▶ Goal
The entries below should be transcribed in their entirety, exactly as written.

--- Start of Information supplied ---

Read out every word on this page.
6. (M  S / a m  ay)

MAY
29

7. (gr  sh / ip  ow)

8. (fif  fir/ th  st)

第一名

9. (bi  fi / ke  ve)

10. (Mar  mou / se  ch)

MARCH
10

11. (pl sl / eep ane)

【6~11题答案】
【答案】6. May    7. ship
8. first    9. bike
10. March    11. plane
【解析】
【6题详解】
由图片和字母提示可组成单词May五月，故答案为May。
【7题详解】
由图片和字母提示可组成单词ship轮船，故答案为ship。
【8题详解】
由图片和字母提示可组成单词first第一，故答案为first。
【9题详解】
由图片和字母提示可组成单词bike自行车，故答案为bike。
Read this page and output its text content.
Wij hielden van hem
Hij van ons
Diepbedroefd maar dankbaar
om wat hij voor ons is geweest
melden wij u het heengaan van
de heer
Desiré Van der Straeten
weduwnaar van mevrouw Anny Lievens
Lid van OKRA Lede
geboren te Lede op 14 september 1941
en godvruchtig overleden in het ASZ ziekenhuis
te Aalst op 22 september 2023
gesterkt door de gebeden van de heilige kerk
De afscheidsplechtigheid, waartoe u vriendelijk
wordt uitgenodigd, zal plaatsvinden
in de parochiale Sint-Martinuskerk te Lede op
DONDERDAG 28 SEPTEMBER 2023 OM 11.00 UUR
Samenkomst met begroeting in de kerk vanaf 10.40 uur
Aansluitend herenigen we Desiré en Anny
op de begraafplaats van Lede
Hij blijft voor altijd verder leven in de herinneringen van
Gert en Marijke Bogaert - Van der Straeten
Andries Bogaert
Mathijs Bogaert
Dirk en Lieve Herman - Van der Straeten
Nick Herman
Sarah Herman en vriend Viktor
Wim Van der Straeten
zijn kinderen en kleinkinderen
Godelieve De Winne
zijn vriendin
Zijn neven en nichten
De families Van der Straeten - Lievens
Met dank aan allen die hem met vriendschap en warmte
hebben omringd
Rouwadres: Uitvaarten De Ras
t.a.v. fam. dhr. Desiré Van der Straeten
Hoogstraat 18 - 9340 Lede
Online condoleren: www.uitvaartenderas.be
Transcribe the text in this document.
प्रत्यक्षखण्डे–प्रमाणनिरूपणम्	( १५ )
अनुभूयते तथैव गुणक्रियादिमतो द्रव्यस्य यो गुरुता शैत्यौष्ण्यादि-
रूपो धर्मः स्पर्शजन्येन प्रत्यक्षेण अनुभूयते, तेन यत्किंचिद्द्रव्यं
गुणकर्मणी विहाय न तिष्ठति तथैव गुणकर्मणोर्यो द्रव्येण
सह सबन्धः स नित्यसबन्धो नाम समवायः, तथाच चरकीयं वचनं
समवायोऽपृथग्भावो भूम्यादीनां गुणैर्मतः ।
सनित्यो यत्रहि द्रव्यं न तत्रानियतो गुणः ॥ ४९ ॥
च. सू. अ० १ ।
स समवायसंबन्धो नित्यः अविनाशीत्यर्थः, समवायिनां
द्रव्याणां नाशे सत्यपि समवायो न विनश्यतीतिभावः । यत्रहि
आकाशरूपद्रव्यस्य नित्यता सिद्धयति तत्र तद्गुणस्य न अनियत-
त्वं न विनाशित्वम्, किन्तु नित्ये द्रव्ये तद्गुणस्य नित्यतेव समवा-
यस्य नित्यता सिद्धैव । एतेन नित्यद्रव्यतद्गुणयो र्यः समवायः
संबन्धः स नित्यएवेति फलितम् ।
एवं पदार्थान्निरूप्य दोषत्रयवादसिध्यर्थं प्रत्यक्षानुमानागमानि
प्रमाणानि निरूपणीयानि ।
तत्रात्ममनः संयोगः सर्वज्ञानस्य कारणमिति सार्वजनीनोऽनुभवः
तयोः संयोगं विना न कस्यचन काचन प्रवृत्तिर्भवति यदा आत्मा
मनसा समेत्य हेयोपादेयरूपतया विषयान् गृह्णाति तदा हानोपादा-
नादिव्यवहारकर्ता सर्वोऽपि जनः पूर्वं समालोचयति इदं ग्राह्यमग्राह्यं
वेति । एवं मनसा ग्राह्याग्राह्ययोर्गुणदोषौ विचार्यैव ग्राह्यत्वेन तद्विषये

--- End of Information supplied ---

▶ Task answer
Read out every word on this page.
6. (M  S / a m  ay)

MAY
29

7. (gr  sh / ip  ow)

8. (fif  fir/ th  st)

第一名

9. (bi  fi / ke  ve)

10. (Mar  mou / se  ch)

MARCH
10

11. (pl sl / eep ane)

【6~11题答案】
【答案】6. May    7. ship
8. first    9. bike
10. March    11. plane
【解析】
【6题详解】
由图片和字母提示可组成单词May五月，故答案为May。
【7题详解】
由图片和字母提示可组成单词ship轮船，故答案为ship。
【8题详解】
由图片和字母提示可组成单词first第一，故答案为first。
【9题详解】
由图片和字母提示可组成单词bike自行车，故答案为bike。
Read this page and output its text content.
Wij hielden van hem
Hij van ons
Diepbedroefd maar dankbaar
om wat hij voor ons is geweest
melden wij u het heengaan van
de heer
Desiré Van der Straeten
weduwnaar van mevrouw Anny Lievens
Lid van OKRA Lede
geboren te Lede op 14 september 1941
en godvruchtig overleden in het ASZ ziekenhuis
te Aalst op 22 september 2023
gesterkt door de gebeden van de heilige kerk
De afscheidsplechtigheid, waartoe u vriendelijk
wordt uitgenodigd, zal plaatsvinden
in de parochiale Sint-Martinuskerk te Lede op
DONDERDAG 28 SEPTEMBER 2023 OM 11.00 UUR
Samenkomst met begroeting in de kerk vanaf 10.40 uur
Aansluitend herenigen we Desiré en Anny
op de begraafplaats van Lede
Hij blijft voor altijd verder leven in de herinneringen van
Gert en Marijke Bogaert - Van der Straeten
Andries Bogaert
Mathijs Bogaert
Dirk en Lieve Herman - Van der Straeten
Nick Herman
Sarah Herman en vriend Viktor
Wim Van der Straeten
zijn kinderen en kleinkinderen
Godelieve De Winne
zijn vriendin
Zijn neven en nichten
De families Van der Straeten - Lievens
Met dank aan allen die hem met vriendschap en warmte
hebben omringd
Rouwadres: Uitvaarten De Ras
t.a.v. fam. dhr. Desiré Van der Straeten
Hoogstraat 18 - 9340 Lede
Online condoleren: www.uitvaartenderas.be
Transcribe the text in this document.
प्रत्यक्षखण्डे–प्रमाणनिरूपणम्	( १५ )
अनुभूयते तथैव गुणक्रियादिमतो द्रव्यस्य यो गुरुता शैत्यौष्ण्यादि-
रूपो धर्मः स्पर्शजन्येन प्रत्यक्षेण अनुभूयते, तेन यत्किंचिद्द्रव्यं
गुणकर्मणी विहाय न तिष्ठति तथैव गुणकर्मणोर्यो द्रव्येण
सह सबन्धः स नित्यसबन्धो नाम समवायः, तथाच चरकीयं वचनं
समवायोऽपृथग्भावो भूम्यादीनां गुणैर्मतः ।
सनित्यो यत्रहि द्रव्यं न तत्रानियतो गुणः ॥ ४९ ॥
च. सू. अ० १ ।
स समवायसंबन्धो नित्यः अविनाशीत्यर्थः, समवायिनां
द्रव्याणां नाशे सत्यपि समवायो न विनश्यतीतिभावः । यत्रहि
आकाशरूपद्रव्यस्य नित्यता सिद्धयति तत्र तद्गुणस्य न अनियत-
त्वं न विनाशित्वम्, किन्तु नित्ये द्रव्ये तद्गुणस्य नित्यतेव समवा-
यस्य नित्यता सिद्धैव । एतेन नित्यद्रव्यतद्गुणयो र्यः समवायः
संबन्धः स नित्यएवेति फलितम् ।
एवं पदार्थान्निरूप्य दोषत्रयवादसिध्यर्थं प्रत्यक्षानुमानागमानि
प्रमाणानि निरूपणीयानि ।
तत्रात्ममनः संयोगः सर्वज्ञानस्य कारणमिति सार्वजनीनोऽनुभवः
तयोः संयोगं विना न कस्यचन काचन प्रवृत्तिर्भवति यदा आत्मा
मनसा समेत्य हेयोपादेयरूपतया विषयान् गृह्णाति तदा हानोपादा-
नादिव्यवहारकर्ता सर्वोऽपि जनः पूर्वं समालोचयति इदं ग्राह्यमग्राह्यं
वेति । एवं मनसा ग्राह्याग्राह्ययोर्गुणदोषौ विचार्यैव ग्राह्यत्वेन तद्विषये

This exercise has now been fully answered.